* Exercise tasks *
(1) Put this sentence from the Media Lens interview into French: "A great rule of thumb is that remarkable claims require remarkable evidence."
(2) Continue the interview with David Edwards of Media Lens from the point where it stops.

* Extract to read *
Interview with David Edwards from Media Lens
Interview by Sam Walby | 10.05.2011 18:18 | Analysis | Culture | Other Press | Sheffield | World
There were perhaps two particular political triggers and one more philosophical trigger. The political issues included the US-UK-led sanctions regime (1990-2003) that killed around one million Iraqi civilians. In 2000, I met and interviewed Denis Halliday, who had set up the UN’s oil for food programme in Baghdad. In 1998, he resigned after a long and illustrious career at the UN, describing the policy he himself had implemented as “genocidal”. The media suppression of the truth about the effect of the sanctions and Halliday’s attempt to blow the whistle really made me feel something had to be done to challenge the media in the UK. The second issue was climate change. I had first campaigned for action in the mid 80s, but by 2000 the media were still celebrating the idea that Britain might soon be blessed with a Mediterranean climate. The level of ignorance and indifference was amazing.
I had also long been interested in the work of Erich Fromm, who had written of how a society that subordinates people and planet to profit is inherently insane and toxic. Again, it was clear to me that the media had every interest in suppressing these issues – they are part of a system that needs us to sell our souls for high status production and consumption. So it’s not just politics – every aspect of human experience is distorted and filtered in a way that reflects the needs of corporate power rather than the needs of human wellbeing.
How has Media Lens developed over the years?
The main development has been that donations from readers have slowly allowed us to do less paid work outside Media Lens. I was able to support myself part-time on Media Lens from 2003 and full-time from 2009. David Cromwell became full-time last autumn. When we first started in 2001, it seemed that people wrote to journalists only in response to our media alerts. Now huge numbers of people write to journalists without any prompting from us. Hopefully we’ve helped encourage that, but no doubt it’s also just a natural trend in the development of the internet.
What steps can members of the public take to get the bigger picture with regards to current affairs?
People need to find sources they can trust. That can be quite difficult because there are numerous crazies writing on the net, some of them very persuasively. The best way is to test writers who seem rational, to check their claims against the facts and other viewpoints. Over time, you can see that some people are able to make sense of the world. I think Noam Chomsky is a very reliable source, so one answer is to read Chomsky and then read the authors he recommends, and so on.
Great websites of this kind are Democracy Now!, ZNet, The Real News Network and FAIR. If you watch Democracy Now, for example, you’ll see people like Daniel Ellsberg, Norman Solomon, Glenn Greenwald, Michael Moore, Chris Hedges and Gareth Porter talking honestly and courageously. Then you follow their writing and their sources and the trail continues. A great rule of thumb is that remarkable claims require remarkable evidence. A lot of cranks make huge claims with no serious, checkable evidence – that’s a warning sign.
What can journalists themselves do to resist the corrupting power of market forces on reporting?

* Dataset entries *
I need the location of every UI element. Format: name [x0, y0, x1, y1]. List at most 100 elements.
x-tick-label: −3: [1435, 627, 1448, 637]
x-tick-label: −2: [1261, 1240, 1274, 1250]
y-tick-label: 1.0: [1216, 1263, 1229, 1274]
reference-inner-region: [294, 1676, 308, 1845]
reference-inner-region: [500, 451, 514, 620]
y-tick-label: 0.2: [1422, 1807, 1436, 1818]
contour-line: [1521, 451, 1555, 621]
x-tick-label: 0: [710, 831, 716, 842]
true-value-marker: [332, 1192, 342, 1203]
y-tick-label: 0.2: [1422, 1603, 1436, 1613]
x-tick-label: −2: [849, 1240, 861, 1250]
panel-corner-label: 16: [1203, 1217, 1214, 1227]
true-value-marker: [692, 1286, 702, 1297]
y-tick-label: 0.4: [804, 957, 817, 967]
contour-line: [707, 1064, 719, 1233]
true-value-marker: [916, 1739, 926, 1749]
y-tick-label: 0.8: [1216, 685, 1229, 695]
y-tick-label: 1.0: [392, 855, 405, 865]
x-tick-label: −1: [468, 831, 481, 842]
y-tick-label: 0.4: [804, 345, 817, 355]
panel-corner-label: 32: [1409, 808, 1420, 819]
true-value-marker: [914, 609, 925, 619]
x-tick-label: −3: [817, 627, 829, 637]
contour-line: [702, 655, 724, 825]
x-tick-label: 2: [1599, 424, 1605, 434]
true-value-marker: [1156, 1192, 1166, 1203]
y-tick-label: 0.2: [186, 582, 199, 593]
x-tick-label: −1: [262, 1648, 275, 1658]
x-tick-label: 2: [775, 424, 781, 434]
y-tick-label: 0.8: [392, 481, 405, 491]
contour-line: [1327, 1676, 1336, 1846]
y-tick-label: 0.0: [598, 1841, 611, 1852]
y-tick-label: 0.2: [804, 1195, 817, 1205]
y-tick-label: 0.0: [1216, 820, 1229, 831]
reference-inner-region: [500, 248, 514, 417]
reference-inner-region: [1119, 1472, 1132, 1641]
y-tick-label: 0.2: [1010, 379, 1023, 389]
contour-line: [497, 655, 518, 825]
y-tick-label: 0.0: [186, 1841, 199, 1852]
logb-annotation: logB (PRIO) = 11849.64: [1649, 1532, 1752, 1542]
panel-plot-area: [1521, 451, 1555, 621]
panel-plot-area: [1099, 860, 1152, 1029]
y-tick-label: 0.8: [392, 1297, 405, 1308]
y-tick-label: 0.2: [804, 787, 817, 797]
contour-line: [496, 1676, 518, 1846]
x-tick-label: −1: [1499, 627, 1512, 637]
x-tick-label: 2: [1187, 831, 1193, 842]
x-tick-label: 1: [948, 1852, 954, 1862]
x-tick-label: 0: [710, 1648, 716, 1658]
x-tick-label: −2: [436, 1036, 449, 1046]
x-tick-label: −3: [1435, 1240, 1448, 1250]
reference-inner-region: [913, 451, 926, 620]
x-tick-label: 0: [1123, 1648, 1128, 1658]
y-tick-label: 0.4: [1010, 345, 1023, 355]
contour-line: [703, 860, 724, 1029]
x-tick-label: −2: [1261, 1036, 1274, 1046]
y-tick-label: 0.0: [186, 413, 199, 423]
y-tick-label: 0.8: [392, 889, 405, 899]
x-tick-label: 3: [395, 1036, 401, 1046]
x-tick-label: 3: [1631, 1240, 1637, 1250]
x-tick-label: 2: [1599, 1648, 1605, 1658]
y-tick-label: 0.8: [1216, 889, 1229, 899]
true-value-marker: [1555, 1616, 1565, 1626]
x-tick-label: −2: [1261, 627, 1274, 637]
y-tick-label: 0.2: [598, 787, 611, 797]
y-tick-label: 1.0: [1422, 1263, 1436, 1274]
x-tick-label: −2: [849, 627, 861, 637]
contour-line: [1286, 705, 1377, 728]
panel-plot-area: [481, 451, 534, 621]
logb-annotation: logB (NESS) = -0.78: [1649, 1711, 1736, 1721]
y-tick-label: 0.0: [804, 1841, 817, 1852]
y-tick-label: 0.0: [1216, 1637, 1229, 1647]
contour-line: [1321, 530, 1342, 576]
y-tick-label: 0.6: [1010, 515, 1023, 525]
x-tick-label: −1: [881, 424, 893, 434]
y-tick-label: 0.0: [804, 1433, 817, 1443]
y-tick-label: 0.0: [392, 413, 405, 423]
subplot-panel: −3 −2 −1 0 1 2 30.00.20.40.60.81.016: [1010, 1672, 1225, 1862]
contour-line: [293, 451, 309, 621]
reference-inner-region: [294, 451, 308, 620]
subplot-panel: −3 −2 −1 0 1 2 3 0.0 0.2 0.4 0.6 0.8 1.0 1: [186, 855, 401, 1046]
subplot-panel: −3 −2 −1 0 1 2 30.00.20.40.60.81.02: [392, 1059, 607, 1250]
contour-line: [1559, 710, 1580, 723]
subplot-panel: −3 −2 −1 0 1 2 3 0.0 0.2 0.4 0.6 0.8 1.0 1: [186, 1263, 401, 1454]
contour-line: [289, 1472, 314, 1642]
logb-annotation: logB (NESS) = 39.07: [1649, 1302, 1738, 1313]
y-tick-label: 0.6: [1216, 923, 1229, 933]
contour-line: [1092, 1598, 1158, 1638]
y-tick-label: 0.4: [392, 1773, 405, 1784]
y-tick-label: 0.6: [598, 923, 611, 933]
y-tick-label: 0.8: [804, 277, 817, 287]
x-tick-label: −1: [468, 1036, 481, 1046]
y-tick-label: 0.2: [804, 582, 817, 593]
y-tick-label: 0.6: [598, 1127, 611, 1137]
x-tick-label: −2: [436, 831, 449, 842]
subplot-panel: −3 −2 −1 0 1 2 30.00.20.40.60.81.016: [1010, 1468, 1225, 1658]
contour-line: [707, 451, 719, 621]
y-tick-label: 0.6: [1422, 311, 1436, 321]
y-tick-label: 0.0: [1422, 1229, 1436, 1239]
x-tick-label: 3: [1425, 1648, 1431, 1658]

* Answers for this exercise *
(1) Une excellente règle empirique veut que des affirmations remarquables exigent des preuves remarquables.

(2)
They can, and do, try to squeeze in dissent. This is what the best journalists like George Monbiot, John Pilger and Robert Fisk are doing. They can also blow the whistle, if only privately to organisations like Media Lens. Or they can take the route chosen by former Guardian journalist Jonathan Cook, who walked out of the mainstream, became an independent and is now writing some of the most interesting and honest commentary on journalism I’ve ever seen.
In the age of the internet, the grounds for compromising and conforming to the corporate media system are falling away. People like us can survive on public donations, and it is possible to reach a mass audience outside the mainstream, which was almost completely impossible before. We can imagine a future where the best mainstream dissidents will boycott the corporate media and form an Honest Journalism Cooperative, or something similar.
Is a donations system like yours the best way for publications to free themselves from corporate interests?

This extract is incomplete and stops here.